** EXERCISE TASK **
Will you transcribe the entries that follow, exactly and in full?

__________

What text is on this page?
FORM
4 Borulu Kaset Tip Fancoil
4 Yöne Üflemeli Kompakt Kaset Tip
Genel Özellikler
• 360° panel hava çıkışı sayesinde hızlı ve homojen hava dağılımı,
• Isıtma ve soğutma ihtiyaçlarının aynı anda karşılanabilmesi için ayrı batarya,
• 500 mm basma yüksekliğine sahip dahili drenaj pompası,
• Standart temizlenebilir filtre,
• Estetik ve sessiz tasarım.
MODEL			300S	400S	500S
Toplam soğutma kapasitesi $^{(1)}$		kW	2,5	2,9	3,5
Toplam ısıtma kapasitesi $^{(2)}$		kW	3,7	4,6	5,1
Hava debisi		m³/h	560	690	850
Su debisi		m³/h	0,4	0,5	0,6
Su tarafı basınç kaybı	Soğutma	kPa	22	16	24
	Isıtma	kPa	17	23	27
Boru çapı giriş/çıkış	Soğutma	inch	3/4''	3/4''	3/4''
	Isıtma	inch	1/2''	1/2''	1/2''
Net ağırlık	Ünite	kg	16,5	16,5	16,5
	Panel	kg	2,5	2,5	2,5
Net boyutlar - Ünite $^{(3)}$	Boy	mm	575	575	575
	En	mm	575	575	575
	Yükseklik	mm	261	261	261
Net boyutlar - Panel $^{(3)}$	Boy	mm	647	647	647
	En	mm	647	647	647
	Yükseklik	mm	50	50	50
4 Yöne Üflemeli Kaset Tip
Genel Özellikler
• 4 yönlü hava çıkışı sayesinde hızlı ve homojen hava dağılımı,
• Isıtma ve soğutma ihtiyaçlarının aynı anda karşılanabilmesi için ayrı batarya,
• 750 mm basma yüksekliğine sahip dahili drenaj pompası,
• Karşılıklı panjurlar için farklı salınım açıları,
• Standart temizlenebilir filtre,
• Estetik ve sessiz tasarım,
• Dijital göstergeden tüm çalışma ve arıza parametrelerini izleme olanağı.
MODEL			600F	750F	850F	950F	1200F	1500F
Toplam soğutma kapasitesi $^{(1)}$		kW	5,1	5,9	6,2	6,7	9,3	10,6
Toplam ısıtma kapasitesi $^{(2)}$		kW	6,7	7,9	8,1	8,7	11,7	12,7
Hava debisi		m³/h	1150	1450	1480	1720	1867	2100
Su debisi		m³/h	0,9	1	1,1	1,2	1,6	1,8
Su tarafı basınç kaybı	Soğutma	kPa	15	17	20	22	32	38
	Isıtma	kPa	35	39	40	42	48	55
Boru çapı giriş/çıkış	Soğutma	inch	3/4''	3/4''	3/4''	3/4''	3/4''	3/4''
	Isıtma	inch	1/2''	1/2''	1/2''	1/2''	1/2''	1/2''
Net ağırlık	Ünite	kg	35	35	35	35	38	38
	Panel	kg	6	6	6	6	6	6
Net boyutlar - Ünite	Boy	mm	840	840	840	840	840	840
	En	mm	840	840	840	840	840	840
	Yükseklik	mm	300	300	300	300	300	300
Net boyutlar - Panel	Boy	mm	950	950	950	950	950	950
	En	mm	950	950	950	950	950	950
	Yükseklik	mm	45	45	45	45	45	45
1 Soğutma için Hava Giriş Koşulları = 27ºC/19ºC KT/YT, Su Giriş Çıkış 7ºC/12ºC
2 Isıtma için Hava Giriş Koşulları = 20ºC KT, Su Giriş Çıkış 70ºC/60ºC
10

__________

** OUTPUT OF THE TASK **
What text is on this page?
FORM
4 Borulu Kaset Tip Fancoil
4 Yöne Üflemeli Kompakt Kaset Tip
Genel Özellikler
• 360° panel hava çıkışı sayesinde hızlı ve homojen hava dağılımı,
• Isıtma ve soğutma ihtiyaçlarının aynı anda karşılanabilmesi için ayrı batarya,
• 500 mm basma yüksekliğine sahip dahili drenaj pompası,
• Standart temizlenebilir filtre,
• Estetik ve sessiz tasarım.
MODEL			300S	400S	500S
Toplam soğutma kapasitesi $^{(1)}$		kW	2,5	2,9	3,5
Toplam ısıtma kapasitesi $^{(2)}$		kW	3,7	4,6	5,1
Hava debisi		m³/h	560	690	850
Su debisi		m³/h	0,4	0,5	0,6
Su tarafı basınç kaybı	Soğutma	kPa	22	16	24
	Isıtma	kPa	17	23	27
Boru çapı giriş/çıkış	Soğutma	inch	3/4''	3/4''	3/4''
	Isıtma	inch	1/2''	1/2''	1/2''
Net ağırlık	Ünite	kg	16,5	16,5	16,5
	Panel	kg	2,5	2,5	2,5
Net boyutlar - Ünite $^{(3)}$	Boy	mm	575	575	575
	En	mm	575	575	575
	Yükseklik	mm	261	261	261
Net boyutlar - Panel $^{(3)}$	Boy	mm	647	647	647
	En	mm	647	647	647
	Yükseklik	mm	50	50	50
4 Yöne Üflemeli Kaset Tip
Genel Özellikler
• 4 yönlü hava çıkışı sayesinde hızlı ve homojen hava dağılımı,
• Isıtma ve soğutma ihtiyaçlarının aynı anda karşılanabilmesi için ayrı batarya,
• 750 mm basma yüksekliğine sahip dahili drenaj pompası,
• Karşılıklı panjurlar için farklı salınım açıları,
• Standart temizlenebilir filtre,
• Estetik ve sessiz tasarım,
• Dijital göstergeden tüm çalışma ve arıza parametrelerini izleme olanağı.
MODEL			600F	750F	850F	950F	1200F	1500F
Toplam soğutma kapasitesi $^{(1)}$		kW	5,1	5,9	6,2	6,7	9,3	10,6
Toplam ısıtma kapasitesi $^{(2)}$		kW	6,7	7,9	8,1	8,7	11,7	12,7
Hava debisi		m³/h	1150	1450	1480	1720	1867	2100
Su debisi		m³/h	0,9	1	1,1	1,2	1,6	1,8
Su tarafı basınç kaybı	Soğutma	kPa	15	17	20	22	32	38
	Isıtma	kPa	35	39	40	42	48	55
Boru çapı giriş/çıkış	Soğutma	inch	3/4''	3/4''	3/4''	3/4''	3/4''	3/4''
	Isıtma	inch	1/2''	1/2''	1/2''	1/2''	1/2''	1/2''
Net ağırlık	Ünite	kg	35	35	35	35	38	38
	Panel	kg	6	6	6	6	6	6
Net boyutlar - Ünite	Boy	mm	840	840	840	840	840	840
	En	mm	840	840	840	840	840	840
	Yükseklik	mm	300	300	300	300	300	300
Net boyutlar - Panel	Boy	mm	950	950	950	950	950	950
	En	mm	950	950	950	950	950	950
	Yükseklik	mm	45	45	45	45	45	45
1 Soğutma için Hava Giriş Koşulları = 27ºC/19ºC KT/YT, Su Giriş Çıkış 7ºC/12ºC
2 Isıtma için Hava Giriş Koşulları = 20ºC KT, Su Giriş Çıkış 70ºC/60ºC
10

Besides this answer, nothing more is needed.